_Aim of the exercise_:
Return each line containing "واحد".

■ ■ ■ ■

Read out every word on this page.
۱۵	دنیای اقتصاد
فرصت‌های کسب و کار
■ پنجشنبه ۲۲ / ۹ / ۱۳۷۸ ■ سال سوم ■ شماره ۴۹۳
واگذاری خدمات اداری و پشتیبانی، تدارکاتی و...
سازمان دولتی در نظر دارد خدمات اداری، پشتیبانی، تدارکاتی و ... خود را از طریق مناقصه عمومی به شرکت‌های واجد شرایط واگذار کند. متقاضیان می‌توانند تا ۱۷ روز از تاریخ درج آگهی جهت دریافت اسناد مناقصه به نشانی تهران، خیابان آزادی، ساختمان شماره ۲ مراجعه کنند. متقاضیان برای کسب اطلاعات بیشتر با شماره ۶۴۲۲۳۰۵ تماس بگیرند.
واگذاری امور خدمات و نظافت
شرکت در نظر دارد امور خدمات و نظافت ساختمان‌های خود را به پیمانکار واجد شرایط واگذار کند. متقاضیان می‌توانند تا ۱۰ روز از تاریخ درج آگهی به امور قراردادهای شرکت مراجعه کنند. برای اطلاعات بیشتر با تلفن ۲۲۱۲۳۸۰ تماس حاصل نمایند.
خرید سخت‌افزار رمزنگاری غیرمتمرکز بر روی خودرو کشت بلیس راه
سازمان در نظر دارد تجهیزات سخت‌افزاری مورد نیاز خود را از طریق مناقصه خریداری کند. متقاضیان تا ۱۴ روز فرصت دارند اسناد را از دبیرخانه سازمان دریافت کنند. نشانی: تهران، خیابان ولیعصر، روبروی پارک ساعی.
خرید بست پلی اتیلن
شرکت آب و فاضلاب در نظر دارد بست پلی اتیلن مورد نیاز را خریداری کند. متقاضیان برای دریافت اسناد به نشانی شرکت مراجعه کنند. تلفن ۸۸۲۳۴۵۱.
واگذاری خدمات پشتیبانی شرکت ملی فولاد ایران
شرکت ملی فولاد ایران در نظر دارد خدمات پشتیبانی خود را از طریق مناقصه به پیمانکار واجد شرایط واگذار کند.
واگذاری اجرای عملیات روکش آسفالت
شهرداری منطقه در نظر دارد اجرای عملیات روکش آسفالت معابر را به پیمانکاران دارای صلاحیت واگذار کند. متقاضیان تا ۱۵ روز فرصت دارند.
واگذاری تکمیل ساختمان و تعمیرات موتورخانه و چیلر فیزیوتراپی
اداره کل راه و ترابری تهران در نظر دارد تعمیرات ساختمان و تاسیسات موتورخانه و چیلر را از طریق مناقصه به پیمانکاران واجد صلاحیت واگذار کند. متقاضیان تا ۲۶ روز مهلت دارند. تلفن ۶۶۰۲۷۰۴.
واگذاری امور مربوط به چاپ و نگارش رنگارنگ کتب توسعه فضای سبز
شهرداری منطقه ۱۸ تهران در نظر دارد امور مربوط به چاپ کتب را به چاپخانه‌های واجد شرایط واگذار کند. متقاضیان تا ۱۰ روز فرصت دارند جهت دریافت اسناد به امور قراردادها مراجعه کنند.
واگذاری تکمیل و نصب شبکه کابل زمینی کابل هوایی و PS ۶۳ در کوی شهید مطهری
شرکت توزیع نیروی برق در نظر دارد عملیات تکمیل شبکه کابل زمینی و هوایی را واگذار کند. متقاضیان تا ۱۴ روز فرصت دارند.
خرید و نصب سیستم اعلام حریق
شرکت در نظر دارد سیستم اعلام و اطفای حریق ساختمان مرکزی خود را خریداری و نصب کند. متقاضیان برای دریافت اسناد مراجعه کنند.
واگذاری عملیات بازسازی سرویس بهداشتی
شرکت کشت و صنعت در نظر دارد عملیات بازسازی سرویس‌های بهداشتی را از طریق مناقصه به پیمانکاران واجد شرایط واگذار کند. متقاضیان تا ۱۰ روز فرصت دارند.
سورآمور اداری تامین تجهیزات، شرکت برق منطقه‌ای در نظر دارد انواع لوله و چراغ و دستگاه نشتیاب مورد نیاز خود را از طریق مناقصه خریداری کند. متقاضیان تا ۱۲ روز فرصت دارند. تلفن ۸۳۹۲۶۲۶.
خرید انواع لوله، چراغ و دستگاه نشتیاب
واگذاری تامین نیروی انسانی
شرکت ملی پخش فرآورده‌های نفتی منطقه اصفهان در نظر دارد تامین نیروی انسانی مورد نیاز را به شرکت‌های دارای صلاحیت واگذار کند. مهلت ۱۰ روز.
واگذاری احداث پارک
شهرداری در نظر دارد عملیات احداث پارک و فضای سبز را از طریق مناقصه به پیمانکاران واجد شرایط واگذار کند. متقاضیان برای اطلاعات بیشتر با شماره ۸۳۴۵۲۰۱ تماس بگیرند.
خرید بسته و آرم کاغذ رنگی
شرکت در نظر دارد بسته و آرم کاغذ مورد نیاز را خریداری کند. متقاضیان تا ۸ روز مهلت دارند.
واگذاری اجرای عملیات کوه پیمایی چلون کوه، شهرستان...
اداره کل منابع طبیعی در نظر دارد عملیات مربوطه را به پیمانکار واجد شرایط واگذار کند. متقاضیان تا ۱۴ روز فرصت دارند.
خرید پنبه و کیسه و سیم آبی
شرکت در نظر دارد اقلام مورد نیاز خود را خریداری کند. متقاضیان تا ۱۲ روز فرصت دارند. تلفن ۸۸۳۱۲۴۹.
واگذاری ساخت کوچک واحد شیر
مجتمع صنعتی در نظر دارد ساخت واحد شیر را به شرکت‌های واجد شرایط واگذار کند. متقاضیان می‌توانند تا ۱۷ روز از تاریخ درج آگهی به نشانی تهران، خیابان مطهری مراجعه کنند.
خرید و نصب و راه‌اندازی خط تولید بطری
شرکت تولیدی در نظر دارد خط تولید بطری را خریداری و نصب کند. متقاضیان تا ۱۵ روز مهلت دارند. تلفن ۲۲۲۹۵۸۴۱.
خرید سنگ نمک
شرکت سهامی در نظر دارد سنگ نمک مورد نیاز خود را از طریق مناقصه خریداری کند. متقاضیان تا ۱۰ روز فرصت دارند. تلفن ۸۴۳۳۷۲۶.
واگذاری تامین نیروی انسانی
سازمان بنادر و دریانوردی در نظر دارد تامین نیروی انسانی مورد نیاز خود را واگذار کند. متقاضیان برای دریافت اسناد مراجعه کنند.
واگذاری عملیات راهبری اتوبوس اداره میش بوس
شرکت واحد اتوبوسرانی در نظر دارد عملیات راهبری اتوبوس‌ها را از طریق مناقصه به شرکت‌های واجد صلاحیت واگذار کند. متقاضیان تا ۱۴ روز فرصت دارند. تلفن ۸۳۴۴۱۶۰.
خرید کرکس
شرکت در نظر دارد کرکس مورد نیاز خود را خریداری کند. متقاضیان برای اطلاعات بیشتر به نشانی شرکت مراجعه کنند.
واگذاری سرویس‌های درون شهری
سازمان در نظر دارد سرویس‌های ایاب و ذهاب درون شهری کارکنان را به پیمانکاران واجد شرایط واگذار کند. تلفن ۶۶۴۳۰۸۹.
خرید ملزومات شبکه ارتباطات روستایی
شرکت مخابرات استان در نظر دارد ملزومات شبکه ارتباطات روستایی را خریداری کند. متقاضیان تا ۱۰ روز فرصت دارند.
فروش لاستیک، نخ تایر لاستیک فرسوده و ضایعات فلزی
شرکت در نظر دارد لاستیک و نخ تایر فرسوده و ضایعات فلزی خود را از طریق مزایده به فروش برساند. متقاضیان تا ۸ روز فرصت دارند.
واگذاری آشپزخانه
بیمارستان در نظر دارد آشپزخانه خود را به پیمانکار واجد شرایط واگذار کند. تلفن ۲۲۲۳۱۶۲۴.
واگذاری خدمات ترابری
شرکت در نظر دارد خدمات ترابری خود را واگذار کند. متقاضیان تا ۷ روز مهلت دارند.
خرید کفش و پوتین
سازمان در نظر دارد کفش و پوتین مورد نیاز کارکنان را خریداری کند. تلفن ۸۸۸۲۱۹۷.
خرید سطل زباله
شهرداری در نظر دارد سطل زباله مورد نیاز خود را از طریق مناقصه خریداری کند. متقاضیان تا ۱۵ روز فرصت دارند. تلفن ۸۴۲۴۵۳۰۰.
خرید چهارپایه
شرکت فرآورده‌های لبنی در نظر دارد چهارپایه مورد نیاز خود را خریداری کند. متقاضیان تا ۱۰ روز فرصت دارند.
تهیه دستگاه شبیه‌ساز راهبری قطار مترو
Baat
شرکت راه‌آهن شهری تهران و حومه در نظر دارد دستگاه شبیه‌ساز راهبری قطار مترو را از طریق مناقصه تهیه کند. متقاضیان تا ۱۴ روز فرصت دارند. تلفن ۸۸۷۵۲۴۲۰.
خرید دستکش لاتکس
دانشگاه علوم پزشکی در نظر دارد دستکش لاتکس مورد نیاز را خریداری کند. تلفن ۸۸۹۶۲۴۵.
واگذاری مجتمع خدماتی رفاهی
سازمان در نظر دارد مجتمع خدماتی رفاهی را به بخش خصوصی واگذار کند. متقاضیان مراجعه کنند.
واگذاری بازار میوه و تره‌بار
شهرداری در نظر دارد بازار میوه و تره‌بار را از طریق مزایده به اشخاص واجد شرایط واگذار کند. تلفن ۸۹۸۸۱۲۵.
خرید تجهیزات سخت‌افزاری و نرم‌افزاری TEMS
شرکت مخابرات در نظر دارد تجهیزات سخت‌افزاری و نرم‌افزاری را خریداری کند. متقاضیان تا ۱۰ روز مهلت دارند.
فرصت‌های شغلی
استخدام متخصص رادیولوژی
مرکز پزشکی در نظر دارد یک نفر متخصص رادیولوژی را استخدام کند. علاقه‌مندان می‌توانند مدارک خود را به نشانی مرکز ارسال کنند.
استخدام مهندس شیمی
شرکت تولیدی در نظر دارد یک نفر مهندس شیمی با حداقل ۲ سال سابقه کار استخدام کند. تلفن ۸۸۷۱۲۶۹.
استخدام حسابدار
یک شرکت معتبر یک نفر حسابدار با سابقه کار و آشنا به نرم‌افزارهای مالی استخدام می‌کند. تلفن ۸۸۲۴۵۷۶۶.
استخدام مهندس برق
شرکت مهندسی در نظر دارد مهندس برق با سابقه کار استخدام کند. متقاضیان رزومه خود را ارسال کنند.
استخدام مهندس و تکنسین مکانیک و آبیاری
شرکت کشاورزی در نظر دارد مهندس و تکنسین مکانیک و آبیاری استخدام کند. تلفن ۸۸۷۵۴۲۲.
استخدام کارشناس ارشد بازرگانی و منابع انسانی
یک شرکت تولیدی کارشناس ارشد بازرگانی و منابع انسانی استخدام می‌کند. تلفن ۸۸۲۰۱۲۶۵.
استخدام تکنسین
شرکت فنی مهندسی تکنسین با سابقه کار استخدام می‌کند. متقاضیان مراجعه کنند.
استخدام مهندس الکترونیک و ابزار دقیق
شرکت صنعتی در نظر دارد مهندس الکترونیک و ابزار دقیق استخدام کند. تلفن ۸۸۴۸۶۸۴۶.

■ ■ ■ ■

_Task answer_:
واگذاری ساخت کوچک واحد شیر
مجتمع صنعتی در نظر دارد ساخت واحد شیر را به شرکت‌های واجد شرایط واگذار کند. متقاضیان می‌توانند تا ۱۷ روز از تاریخ درج آگهی به نشانی تهران، خیابان مطهری مراجعه کنند.
شرکت واحد اتوبوسرانی در نظر دارد عملیات راهبری اتوبوس‌ها را از طریق مناقصه به شرکت‌های واجد صلاحیت واگذار کند. متقاضیان تا ۱۴ روز فرصت دارند. تلفن ۸۳۴۴۱۶۰.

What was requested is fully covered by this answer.